## Begin Entries shown

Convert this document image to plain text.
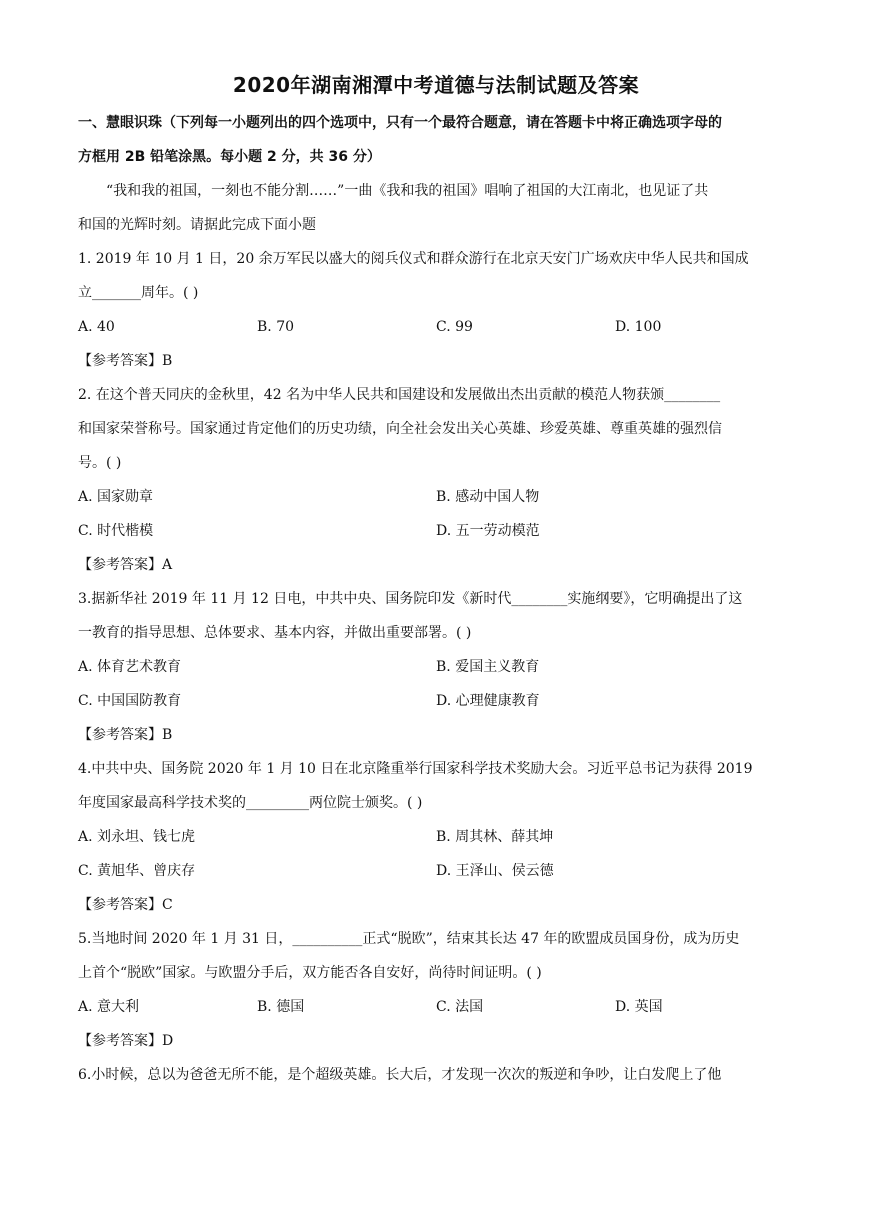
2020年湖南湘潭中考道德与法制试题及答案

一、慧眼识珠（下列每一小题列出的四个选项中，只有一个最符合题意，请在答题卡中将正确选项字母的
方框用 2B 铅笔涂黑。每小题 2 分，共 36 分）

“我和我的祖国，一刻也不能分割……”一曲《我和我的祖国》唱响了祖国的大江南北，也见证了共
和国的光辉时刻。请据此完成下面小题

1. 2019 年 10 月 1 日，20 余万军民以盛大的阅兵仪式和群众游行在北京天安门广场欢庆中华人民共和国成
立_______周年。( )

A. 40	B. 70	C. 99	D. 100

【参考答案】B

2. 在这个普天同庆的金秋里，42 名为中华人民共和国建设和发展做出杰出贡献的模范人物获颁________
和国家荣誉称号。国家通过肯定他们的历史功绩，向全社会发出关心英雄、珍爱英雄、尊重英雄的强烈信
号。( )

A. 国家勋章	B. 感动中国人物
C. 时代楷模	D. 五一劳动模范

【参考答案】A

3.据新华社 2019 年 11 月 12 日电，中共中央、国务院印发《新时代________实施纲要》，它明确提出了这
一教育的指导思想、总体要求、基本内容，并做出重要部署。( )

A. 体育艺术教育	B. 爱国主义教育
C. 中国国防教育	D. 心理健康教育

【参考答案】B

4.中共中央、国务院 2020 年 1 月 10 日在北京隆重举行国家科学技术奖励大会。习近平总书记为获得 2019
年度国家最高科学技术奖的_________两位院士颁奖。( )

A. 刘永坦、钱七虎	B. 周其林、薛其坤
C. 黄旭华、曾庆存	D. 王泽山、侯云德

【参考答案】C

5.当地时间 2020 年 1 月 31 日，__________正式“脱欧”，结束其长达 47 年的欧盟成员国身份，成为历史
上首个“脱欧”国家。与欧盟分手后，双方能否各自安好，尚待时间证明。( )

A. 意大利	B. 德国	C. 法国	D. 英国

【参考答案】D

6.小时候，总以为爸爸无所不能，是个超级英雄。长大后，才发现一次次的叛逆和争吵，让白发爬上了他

## End Entries shown

_What you have to do_. Check each line above for the string "中共中央" and show the ones that have it.

_Response to the task_.
3.据新华社 2019 年 11 月 12 日电，中共中央、国务院印发《新时代________实施纲要》，它明确提出了这
4.中共中央、国务院 2020 年 1 月 10 日在北京隆重举行国家科学技术奖励大会。习近平总书记为获得 2019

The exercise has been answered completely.